• **WHAT IS REQUIRED**:
Every line that contains "output" counts once; give the total number of such lines, with no other words.

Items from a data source
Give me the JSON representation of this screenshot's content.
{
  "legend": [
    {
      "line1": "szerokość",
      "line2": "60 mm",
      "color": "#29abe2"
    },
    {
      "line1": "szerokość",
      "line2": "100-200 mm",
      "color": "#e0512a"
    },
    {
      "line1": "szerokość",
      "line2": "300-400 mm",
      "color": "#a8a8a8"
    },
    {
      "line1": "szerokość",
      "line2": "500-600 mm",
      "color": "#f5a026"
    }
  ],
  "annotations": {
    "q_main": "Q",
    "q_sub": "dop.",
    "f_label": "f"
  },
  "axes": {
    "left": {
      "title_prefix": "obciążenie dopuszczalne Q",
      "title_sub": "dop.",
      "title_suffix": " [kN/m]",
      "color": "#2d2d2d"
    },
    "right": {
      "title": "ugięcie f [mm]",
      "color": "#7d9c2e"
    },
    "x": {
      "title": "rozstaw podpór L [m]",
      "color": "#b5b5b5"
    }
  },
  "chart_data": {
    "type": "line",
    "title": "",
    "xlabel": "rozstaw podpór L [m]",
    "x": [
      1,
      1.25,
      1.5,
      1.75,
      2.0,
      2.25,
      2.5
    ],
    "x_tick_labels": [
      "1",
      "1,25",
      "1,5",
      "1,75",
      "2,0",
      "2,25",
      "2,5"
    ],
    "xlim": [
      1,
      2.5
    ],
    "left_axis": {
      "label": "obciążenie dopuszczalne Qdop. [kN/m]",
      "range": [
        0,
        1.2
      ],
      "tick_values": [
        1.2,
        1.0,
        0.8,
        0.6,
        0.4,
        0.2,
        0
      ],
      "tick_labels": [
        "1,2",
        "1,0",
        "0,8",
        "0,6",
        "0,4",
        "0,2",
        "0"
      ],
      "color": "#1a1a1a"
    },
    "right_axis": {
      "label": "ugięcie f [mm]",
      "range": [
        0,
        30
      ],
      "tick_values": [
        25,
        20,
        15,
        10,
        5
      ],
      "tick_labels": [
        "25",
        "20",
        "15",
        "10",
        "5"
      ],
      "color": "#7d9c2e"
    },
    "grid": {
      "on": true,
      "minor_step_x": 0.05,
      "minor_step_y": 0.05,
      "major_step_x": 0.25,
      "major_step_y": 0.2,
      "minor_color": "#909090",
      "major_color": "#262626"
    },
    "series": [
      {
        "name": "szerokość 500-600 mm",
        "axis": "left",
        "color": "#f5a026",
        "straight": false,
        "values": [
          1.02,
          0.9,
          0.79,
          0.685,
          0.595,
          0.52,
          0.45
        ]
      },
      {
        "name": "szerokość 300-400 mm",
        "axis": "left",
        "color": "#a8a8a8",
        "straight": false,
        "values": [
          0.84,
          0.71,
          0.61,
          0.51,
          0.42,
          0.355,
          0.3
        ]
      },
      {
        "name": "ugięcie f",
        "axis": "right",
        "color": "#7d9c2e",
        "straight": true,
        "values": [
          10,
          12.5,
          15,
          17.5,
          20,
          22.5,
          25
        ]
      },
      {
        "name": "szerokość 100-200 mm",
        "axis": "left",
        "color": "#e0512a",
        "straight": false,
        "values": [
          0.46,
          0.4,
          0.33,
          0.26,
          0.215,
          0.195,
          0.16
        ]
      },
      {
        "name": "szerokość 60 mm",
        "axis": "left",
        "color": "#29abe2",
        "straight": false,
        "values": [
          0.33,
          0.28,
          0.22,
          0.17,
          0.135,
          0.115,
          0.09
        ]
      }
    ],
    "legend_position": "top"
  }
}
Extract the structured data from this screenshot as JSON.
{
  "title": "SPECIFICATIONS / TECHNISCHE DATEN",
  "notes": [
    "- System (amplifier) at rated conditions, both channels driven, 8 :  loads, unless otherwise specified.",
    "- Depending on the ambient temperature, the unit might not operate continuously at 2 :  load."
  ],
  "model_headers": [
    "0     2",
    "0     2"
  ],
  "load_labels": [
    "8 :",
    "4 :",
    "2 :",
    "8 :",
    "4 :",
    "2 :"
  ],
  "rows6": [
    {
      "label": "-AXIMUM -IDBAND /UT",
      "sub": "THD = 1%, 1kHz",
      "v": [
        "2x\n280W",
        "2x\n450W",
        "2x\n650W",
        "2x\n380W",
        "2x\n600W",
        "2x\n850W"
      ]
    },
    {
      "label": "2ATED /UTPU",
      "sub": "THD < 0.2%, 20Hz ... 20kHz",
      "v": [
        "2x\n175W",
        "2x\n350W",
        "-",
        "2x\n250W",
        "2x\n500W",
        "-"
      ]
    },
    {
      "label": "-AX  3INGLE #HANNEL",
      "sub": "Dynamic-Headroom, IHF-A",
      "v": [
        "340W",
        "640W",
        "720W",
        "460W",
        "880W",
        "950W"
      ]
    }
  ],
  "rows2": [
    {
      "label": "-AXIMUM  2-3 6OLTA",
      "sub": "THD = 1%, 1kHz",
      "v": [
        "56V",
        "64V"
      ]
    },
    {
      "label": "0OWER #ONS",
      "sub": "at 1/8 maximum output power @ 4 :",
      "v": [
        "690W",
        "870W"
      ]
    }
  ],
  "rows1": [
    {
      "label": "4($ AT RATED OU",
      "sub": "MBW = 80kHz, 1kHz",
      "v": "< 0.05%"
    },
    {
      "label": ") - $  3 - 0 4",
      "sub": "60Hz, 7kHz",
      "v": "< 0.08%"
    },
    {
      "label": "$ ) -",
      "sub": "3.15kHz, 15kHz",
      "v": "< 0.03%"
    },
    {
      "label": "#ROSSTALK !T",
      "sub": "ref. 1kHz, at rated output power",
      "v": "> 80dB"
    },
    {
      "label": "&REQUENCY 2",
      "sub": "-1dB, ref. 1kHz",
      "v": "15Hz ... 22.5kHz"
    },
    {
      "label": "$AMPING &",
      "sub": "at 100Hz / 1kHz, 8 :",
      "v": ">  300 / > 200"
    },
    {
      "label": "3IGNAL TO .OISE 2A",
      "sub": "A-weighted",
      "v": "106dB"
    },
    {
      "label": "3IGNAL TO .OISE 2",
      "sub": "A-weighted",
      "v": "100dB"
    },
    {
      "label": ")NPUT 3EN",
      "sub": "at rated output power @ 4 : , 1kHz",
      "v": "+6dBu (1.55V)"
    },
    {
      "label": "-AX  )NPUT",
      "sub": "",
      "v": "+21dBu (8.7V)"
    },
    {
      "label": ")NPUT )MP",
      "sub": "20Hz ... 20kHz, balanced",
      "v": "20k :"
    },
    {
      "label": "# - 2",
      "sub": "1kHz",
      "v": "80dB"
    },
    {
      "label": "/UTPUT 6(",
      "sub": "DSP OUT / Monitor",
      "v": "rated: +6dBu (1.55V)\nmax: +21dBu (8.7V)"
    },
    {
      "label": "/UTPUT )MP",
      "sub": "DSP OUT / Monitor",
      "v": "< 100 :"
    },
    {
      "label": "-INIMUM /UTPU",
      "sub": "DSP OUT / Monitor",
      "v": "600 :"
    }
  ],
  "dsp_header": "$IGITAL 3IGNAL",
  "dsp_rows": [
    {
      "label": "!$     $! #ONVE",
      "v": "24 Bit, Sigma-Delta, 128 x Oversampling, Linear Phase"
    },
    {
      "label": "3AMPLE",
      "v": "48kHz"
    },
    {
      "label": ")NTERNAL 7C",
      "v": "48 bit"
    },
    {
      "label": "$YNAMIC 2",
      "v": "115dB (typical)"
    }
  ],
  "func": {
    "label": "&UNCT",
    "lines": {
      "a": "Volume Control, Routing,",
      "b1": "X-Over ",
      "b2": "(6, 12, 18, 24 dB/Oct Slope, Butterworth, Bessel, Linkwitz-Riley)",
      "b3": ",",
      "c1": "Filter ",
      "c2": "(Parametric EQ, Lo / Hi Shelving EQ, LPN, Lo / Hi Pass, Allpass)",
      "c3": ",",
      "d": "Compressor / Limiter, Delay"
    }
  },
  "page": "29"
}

• **REPLY TO THE TASK**:
3